**Stated problem**
Scan the data beneath this task and copy each line that includes "определения".
--- Supplied material ---
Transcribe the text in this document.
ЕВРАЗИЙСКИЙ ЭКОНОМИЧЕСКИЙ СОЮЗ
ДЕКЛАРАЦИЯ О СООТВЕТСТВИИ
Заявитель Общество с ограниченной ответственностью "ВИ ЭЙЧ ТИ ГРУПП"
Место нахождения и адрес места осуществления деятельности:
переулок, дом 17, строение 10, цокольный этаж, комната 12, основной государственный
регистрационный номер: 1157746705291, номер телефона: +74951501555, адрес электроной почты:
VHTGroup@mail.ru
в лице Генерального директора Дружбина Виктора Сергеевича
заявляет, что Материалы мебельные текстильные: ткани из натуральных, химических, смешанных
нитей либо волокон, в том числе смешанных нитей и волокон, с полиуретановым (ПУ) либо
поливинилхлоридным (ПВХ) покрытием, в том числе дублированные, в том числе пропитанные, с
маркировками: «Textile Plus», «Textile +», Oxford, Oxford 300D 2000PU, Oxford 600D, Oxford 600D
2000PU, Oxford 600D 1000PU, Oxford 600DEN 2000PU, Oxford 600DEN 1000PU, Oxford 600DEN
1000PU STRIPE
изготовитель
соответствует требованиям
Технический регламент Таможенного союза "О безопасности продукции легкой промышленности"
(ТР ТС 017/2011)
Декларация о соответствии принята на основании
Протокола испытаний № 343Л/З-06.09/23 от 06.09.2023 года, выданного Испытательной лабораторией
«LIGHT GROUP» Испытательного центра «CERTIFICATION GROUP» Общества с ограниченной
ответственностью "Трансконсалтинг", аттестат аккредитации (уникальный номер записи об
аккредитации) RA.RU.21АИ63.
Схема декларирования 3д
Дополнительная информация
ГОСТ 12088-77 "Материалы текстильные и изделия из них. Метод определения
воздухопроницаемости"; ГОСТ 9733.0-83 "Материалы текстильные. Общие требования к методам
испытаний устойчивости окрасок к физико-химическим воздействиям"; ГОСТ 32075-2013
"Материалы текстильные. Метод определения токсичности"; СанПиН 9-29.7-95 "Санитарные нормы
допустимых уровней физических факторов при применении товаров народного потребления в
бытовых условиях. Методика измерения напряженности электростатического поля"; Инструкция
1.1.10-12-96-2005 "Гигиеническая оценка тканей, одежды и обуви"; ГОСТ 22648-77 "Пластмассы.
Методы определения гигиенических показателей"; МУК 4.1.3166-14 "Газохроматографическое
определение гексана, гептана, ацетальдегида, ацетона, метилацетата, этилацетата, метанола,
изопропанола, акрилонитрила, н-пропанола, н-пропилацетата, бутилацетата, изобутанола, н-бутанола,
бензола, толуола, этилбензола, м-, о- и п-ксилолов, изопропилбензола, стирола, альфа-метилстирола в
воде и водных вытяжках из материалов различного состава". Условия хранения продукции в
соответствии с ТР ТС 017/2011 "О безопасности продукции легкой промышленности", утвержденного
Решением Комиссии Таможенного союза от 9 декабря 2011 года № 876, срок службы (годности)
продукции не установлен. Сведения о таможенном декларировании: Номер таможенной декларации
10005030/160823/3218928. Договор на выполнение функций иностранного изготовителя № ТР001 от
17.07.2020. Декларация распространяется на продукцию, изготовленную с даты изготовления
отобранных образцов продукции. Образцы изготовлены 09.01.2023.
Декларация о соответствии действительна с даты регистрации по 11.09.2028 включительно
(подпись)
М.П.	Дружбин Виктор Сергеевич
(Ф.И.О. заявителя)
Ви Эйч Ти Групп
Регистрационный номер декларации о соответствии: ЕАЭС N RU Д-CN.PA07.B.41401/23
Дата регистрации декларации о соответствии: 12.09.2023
---
**Final result**
ГОСТ 12088-77 "Материалы текстильные и изделия из них. Метод определения
"Материалы текстильные. Метод определения токсичности"; СанПиН 9-29.7-95 "Санитарные нормы
Методы определения гигиенических показателей"; МУК 4.1.3166-14 "Газохроматографическое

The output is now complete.